(Exercise): Quote every entry word for word.

(Data excerpts):

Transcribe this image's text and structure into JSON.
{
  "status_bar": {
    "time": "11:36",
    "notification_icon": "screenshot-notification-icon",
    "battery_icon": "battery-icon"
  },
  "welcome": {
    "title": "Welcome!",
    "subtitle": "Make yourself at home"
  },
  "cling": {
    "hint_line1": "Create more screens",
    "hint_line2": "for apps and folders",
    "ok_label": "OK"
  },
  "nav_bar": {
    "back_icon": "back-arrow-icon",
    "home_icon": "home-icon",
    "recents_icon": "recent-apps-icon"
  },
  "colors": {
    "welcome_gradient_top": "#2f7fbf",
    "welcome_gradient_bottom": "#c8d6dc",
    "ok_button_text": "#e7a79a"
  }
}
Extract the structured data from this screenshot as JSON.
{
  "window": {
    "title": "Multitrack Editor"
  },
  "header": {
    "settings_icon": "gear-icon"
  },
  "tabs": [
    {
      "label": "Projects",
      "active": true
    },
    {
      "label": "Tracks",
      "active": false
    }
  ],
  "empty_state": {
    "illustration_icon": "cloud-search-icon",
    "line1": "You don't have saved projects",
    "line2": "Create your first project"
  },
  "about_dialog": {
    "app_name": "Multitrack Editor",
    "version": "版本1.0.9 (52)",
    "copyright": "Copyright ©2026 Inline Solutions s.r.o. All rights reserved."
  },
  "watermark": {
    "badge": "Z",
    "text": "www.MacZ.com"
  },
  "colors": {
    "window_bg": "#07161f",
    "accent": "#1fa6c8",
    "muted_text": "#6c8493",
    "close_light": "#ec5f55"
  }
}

(Exercise result):
Transcribe this image's text and structure into JSON.
{
  "status_bar": {
    "time": "11:36",
    "notification_icon": "screenshot-notification-icon",
    "battery_icon": "battery-icon"
  },
  "welcome": {
    "title": "Welcome!",
    "subtitle": "Make yourself at home"
  },
  "cling": {
    "hint_line1": "Create more screens",
    "hint_line2": "for apps and folders",
    "ok_label": "OK"
  },
  "nav_bar": {
    "back_icon": "back-arrow-icon",
    "home_icon": "home-icon",
    "recents_icon": "recent-apps-icon"
  },
  "colors": {
    "welcome_gradient_top": "#2f7fbf",
    "welcome_gradient_bottom": "#c8d6dc",
    "ok_button_text": "#e7a79a"
  }
}
Extract the structured data from this screenshot as JSON.
{
  "window": {
    "title": "Multitrack Editor"
  },
  "header": {
    "settings_icon": "gear-icon"
  },
  "tabs": [
    {
      "label": "Projects",
      "active": true
    },
    {
      "label": "Tracks",
      "active": false
    }
  ],
  "empty_state": {
    "illustration_icon": "cloud-search-icon",
    "line1": "You don't have saved projects",
    "line2": "Create your first project"
  },
  "about_dialog": {
    "app_name": "Multitrack Editor",
    "version": "版本1.0.9 (52)",
    "copyright": "Copyright ©2026 Inline Solutions s.r.o. All rights reserved."
  },
  "watermark": {
    "badge": "Z",
    "text": "www.MacZ.com"
  },
  "colors": {
    "window_bg": "#07161f",
    "accent": "#1fa6c8",
    "muted_text": "#6c8493",
    "close_light": "#ec5f55"
  }
}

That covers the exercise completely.